▶ **Listing**
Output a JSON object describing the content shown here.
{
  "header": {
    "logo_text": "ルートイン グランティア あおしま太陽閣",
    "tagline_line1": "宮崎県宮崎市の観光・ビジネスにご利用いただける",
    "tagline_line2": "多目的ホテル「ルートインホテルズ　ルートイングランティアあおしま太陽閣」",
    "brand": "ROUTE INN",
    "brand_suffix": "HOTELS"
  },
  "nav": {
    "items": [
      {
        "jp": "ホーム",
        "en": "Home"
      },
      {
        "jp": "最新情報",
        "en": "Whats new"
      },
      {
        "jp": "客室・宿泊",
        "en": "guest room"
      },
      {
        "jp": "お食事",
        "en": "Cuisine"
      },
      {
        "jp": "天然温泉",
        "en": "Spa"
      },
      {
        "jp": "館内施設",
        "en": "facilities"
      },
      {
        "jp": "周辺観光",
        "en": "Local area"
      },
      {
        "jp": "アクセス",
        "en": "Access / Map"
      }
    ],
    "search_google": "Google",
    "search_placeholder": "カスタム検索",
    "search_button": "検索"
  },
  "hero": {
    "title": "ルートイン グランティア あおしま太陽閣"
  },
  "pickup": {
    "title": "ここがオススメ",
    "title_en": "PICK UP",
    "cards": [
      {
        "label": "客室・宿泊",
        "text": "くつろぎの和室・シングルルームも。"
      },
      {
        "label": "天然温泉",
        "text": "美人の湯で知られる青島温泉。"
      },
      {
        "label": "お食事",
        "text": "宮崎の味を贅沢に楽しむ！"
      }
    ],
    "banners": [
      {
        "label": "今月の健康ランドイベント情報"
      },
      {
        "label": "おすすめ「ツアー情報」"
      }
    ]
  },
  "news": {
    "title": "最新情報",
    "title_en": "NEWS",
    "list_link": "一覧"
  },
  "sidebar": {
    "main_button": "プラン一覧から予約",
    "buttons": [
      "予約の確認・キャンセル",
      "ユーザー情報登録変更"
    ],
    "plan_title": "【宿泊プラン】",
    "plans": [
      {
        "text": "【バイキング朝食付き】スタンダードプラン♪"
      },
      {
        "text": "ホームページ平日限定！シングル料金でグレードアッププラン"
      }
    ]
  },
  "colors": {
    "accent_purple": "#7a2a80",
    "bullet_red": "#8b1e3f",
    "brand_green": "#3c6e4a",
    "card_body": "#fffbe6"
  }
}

==

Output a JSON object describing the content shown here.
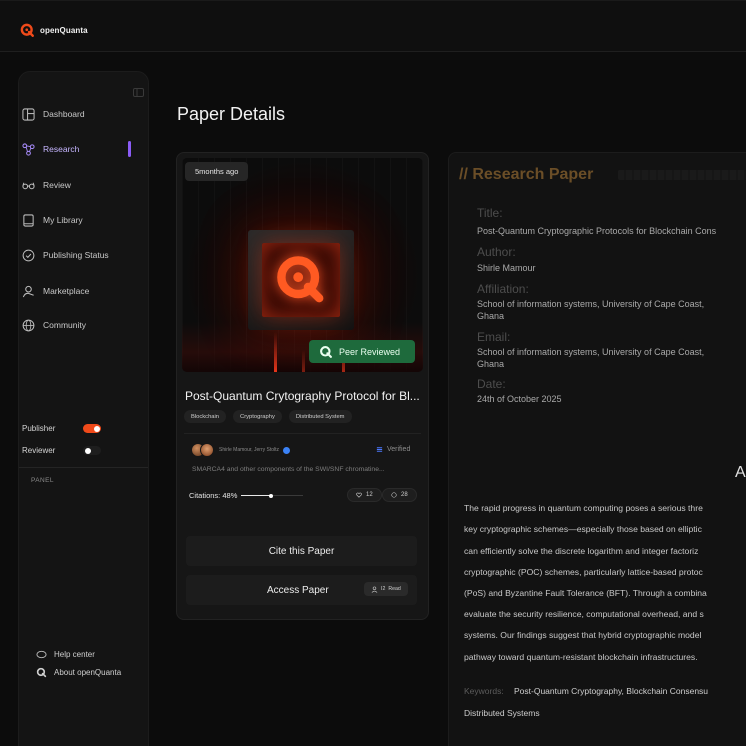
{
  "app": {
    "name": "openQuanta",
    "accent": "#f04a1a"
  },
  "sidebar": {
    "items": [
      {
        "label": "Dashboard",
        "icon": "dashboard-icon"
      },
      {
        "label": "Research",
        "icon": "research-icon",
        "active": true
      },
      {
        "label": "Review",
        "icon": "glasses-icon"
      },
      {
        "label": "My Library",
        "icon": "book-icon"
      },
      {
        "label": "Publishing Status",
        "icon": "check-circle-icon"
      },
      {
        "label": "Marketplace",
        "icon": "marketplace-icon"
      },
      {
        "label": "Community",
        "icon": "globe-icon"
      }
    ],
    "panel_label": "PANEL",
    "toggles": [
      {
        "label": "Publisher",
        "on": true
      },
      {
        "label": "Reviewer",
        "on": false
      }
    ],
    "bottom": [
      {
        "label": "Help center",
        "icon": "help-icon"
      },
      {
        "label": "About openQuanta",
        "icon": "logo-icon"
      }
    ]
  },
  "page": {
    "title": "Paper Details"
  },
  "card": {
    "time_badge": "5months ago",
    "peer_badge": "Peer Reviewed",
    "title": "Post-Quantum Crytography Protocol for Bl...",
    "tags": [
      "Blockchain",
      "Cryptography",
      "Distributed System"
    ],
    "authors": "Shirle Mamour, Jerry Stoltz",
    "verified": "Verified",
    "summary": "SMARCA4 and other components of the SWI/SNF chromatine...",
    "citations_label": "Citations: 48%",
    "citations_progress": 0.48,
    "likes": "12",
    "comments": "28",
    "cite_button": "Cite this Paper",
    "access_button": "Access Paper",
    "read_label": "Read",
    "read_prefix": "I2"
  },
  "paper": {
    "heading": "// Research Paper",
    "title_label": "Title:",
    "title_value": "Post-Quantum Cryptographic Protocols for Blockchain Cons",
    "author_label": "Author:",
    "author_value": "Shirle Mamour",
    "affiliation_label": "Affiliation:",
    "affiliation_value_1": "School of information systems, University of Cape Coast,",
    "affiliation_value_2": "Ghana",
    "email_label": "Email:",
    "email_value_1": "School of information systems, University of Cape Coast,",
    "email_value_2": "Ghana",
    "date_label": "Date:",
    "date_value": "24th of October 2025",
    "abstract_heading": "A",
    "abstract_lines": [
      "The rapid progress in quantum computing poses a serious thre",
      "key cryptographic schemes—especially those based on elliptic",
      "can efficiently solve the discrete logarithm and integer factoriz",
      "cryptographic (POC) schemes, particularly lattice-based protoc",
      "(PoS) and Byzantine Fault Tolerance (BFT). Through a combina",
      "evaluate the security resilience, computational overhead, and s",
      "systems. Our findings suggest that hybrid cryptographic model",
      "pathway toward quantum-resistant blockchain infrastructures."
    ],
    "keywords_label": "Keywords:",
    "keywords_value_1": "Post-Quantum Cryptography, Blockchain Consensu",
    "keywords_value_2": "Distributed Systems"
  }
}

* * *

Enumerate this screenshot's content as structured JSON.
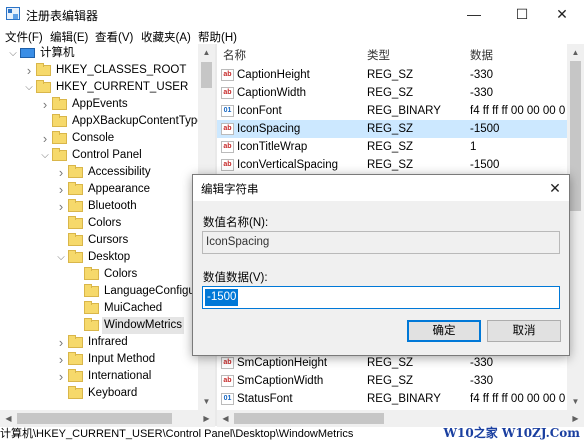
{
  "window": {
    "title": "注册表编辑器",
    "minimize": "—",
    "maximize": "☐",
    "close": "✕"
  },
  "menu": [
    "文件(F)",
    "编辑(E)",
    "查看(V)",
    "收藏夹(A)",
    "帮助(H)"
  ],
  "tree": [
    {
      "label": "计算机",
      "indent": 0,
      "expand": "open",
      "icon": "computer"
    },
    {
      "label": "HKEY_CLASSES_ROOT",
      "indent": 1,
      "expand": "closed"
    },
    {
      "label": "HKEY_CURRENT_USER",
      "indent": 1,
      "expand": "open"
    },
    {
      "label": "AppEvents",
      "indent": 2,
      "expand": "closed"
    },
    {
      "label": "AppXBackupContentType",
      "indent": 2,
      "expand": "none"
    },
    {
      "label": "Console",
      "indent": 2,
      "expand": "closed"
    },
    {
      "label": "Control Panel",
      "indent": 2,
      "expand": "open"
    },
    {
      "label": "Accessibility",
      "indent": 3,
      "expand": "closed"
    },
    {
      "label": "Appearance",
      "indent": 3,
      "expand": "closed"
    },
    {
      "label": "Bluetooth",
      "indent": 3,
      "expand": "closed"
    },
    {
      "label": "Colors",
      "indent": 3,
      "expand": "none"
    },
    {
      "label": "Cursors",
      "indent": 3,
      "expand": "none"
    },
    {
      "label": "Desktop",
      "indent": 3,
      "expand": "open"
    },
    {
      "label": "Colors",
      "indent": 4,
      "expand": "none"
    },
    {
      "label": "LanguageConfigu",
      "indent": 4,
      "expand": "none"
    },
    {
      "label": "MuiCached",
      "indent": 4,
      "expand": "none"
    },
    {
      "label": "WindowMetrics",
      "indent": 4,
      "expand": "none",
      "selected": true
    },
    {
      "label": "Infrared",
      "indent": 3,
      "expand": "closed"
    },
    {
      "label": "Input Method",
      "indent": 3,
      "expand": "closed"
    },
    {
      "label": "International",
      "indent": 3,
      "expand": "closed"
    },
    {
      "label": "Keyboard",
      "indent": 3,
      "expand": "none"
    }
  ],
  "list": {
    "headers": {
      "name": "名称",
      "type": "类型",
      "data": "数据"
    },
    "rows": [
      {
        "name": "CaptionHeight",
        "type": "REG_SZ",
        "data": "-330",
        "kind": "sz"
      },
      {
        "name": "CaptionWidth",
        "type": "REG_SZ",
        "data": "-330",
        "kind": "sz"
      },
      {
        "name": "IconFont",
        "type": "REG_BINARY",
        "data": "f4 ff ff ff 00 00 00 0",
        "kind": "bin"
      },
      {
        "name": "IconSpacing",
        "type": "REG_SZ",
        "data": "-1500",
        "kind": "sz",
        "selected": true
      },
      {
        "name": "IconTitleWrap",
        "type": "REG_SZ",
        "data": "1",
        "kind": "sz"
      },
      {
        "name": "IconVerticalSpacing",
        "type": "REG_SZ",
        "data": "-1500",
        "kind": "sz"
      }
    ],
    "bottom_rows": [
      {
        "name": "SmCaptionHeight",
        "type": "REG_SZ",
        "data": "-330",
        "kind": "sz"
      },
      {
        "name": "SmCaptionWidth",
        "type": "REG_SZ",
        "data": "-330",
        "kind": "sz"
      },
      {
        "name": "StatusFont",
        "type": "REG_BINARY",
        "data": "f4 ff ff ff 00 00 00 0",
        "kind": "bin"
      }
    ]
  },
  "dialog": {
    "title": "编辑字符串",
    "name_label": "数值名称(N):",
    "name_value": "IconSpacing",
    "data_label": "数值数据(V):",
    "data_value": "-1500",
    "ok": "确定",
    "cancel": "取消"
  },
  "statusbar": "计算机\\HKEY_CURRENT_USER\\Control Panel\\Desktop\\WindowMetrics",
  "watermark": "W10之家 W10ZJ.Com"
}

▶ **Problem to solve**
Find all lines holding the string "this" and copy them.

▶ **Task answer**
    "cite_button": "Cite this Paper",
Enumerate this screenshot's content as structured JSON.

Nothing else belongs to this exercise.